Задание. Перепишите фрагмент рецензии от «К достоинствам этой» до «восприятие этой книги.», заменив «студенты-филологи» на «аспиранты-филологи».

Фрагмент документа.
__________________________________________________

Опубликовано в журнале Знамя, номер 7, 2003
Таинственное величие
культуры
Леонид Пинский. Ренессанс. Барокко. Просвещение. Статьи. Лекции. — М., 2002.
К достоинствам этой книги, уже начавшей приносить добрые плоды (не успела она выйти из печати, как по ней стали готовиться студенты-филологи, изучающие историю зарубежных литератур; посожалеешь, что книга Пинского “Шекспир. Основные начала драматургии” не переиздана, она тоже очень нужна), стоит отнести и то, что, читая ее, не вспоминаешь о горькой судьбе ее автора. Это — безусловная похвала: никакие внелитературные, пусть самые сильнодействующие, факторы не влияют на наше восприятие этой книги.
Между тем она — вовсе не только литературное явление, пусть и сколь угодно значительное. Все в ней дышит какой-то мощной раскованностью, широтой взгляда на исследуемую вещь, порой безбоязненно вступающих в противоречие не только с общепринятыми взглядами и подходами, но и с прежними суждениями самого ученого. Иными словами: на литературу и ее историю Л.Е. Пинский смотрит так же, как нужно смотреть на самое жизнь, — не плоскостно, не схематично, учитывая, вернее, переживая все борющиеся между собою тенденции. Отсюда, из этого подхода, рождаются искрометные формулы Пинского, которые высвечивают любое явление целиком, запоминаются разом — и навсегда. Ну, например: “…эпоха рококо внушает нам сложную смесь восхищения и неуважения”. Прекрасно! Так хорошо, что невозможно остановиться в цитировании и хочется продолжать: “… рококо есть культура старческая, разлагающаяся, и поэтому она тяготеет ко всему несформировавшемуся, незрелому; так, образ Керубино есть шедевр этого стиля, его идеал и мечта”.
Как преподаватель не могу не сказать, что именно исследовательский путь Пинского — путь неразрешимых, казалось бы, вопросов и неокончательных ответов, путь не затверделых, а многозначных, словно бы неготовых выводов — это, пожалуй, единственный путь, на котором мы сейчас можем встретиться с теми, кого обучаем, показать им живую текучесть самого материала искусства. И — книга Пинского дает такую возможность: показать драму искусства, всякого по-настоящему крупного художественного произведения.

__________________________________________________

Предоставленные записи.
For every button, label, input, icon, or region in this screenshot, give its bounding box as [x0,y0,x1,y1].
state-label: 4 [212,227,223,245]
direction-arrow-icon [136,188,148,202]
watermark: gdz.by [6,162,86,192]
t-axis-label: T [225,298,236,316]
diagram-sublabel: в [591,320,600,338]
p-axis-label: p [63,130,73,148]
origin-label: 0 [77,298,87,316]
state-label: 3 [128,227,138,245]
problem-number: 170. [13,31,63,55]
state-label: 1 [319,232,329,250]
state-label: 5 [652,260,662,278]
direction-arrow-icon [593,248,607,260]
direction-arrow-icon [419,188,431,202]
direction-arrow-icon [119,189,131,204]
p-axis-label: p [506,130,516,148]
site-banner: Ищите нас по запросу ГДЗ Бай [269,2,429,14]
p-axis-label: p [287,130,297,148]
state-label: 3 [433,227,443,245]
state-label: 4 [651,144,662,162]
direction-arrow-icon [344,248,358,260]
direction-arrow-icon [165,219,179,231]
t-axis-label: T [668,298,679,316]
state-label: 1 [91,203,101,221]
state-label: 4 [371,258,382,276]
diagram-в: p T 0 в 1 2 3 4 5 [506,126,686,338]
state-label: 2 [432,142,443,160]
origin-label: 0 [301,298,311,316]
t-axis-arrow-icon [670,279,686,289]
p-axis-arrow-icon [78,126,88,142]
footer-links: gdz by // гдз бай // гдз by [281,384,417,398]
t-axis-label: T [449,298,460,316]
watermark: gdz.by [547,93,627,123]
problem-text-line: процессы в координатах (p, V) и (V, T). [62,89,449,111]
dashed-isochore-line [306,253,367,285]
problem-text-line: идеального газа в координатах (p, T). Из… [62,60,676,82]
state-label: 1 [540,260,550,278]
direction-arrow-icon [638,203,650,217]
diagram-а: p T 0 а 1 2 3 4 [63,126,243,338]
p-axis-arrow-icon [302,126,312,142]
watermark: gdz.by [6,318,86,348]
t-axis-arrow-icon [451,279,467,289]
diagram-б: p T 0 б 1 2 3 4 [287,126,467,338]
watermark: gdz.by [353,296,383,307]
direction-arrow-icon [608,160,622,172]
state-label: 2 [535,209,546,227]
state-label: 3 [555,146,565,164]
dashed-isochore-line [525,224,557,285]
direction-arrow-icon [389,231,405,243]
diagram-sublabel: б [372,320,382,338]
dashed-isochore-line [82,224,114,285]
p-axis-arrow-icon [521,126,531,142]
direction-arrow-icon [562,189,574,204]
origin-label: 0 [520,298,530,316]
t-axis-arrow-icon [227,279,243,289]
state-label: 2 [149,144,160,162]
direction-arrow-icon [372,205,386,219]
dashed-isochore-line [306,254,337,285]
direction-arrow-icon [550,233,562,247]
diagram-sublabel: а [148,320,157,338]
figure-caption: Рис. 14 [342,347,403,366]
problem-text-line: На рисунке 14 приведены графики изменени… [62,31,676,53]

__________________________________________________

Ответ.
К достоинствам этой книги, уже начавшей приносить добрые плоды (не успела она выйти из печати, как по ней стали готовиться аспиранты-филологи, изучающие историю зарубежных литератур; посожалеешь, что книга Пинского “Шекспир. Основные начала драматургии” не переиздана, она тоже очень нужна), стоит отнести и то, что, читая ее, не вспоминаешь о горькой судьбе ее автора. Это — безусловная похвала: никакие внелитературные, пусть самые сильнодействующие, факторы не влияют на наше восприятие этой книги.